Rows from a dataset
• • • • • • •

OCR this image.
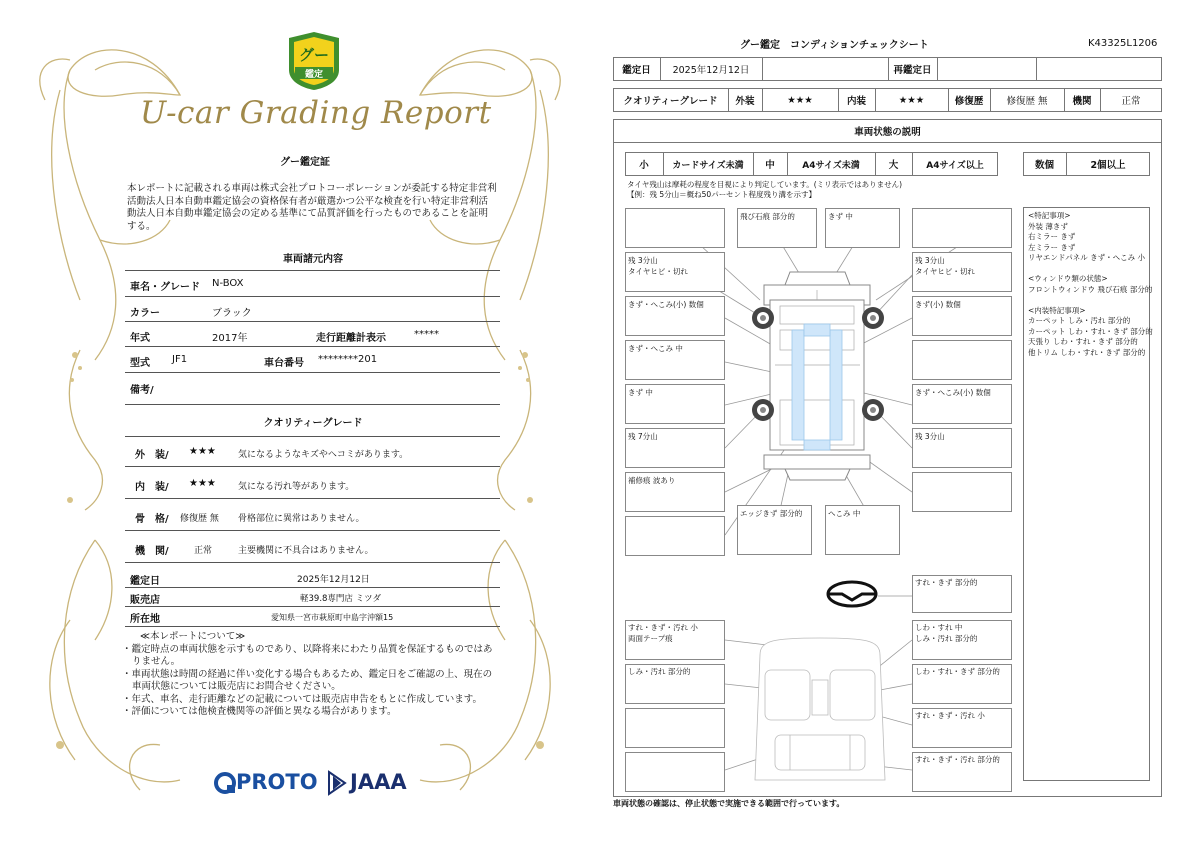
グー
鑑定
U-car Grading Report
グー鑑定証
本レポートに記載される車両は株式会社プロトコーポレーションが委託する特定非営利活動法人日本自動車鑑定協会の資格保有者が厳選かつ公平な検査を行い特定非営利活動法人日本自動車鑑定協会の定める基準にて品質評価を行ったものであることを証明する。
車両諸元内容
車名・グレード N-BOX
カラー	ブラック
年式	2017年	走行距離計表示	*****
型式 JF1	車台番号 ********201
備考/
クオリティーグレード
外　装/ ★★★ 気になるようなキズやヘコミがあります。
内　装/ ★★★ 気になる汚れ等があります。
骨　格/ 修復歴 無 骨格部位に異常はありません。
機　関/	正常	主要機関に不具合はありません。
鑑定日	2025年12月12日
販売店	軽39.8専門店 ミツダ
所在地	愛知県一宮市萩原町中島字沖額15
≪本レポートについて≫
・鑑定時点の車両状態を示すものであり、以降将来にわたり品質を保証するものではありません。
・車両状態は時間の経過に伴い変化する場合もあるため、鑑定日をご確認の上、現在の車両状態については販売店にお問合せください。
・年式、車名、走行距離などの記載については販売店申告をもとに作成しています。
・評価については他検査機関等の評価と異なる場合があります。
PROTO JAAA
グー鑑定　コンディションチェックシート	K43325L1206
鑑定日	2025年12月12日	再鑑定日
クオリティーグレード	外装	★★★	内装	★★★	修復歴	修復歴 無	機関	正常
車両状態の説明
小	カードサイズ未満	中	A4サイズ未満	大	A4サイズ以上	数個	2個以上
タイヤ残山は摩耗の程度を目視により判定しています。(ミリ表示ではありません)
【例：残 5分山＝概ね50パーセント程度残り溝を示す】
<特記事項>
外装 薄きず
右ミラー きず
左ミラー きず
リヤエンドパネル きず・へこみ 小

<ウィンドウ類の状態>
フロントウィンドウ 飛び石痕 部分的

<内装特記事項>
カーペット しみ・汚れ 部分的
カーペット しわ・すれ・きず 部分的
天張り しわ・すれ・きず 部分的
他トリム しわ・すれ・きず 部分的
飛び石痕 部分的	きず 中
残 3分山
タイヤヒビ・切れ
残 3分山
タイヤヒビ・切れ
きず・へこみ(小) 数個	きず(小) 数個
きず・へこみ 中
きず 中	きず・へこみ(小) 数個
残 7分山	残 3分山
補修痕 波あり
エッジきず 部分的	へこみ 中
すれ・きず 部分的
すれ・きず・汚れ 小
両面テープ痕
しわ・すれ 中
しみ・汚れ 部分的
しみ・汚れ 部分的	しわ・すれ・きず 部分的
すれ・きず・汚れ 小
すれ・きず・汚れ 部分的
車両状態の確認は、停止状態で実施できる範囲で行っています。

• • • • • • •

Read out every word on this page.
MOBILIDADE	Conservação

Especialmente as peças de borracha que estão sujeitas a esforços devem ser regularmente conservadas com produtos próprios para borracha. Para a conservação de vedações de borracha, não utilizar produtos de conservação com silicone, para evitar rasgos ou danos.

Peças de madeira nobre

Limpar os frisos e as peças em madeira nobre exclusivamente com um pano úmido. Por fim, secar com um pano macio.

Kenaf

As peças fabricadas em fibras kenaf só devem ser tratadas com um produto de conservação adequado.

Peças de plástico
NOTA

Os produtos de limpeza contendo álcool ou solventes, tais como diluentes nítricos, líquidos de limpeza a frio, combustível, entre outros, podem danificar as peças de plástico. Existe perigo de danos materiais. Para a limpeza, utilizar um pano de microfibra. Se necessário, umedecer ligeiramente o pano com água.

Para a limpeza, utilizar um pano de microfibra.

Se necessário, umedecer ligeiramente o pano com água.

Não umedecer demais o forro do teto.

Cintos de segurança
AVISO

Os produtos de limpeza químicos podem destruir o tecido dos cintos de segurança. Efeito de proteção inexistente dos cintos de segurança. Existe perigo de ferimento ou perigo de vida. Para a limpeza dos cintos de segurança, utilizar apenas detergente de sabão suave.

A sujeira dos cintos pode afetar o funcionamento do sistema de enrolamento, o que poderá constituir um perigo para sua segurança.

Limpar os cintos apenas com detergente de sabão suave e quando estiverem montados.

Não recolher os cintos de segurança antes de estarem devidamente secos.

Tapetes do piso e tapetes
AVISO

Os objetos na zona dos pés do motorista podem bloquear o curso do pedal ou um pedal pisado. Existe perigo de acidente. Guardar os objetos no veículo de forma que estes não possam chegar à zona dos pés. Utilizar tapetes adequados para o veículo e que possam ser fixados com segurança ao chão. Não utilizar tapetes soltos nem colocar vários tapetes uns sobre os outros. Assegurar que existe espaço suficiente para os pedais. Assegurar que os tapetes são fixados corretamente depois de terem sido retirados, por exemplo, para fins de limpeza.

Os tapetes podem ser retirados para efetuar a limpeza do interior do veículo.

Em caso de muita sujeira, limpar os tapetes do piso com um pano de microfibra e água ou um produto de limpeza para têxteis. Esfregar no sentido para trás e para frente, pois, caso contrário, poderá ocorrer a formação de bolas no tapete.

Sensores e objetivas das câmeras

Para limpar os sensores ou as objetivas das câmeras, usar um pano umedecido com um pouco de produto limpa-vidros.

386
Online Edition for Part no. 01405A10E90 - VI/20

• • • • • • •

## Prompt
Only lines with "umedecer" are wanted here; list each of them.

## Complete output
Os produtos de limpeza contendo álcool ou solventes, tais como diluentes nítricos, líquidos de limpeza a frio, combustível, entre outros, podem danificar as peças de plástico. Existe perigo de danos materiais. Para a limpeza, utilizar um pano de microfibra. Se necessário, umedecer ligeiramente o pano com água.
Se necessário, umedecer ligeiramente o pano com água.
Não umedecer demais o forro do teto.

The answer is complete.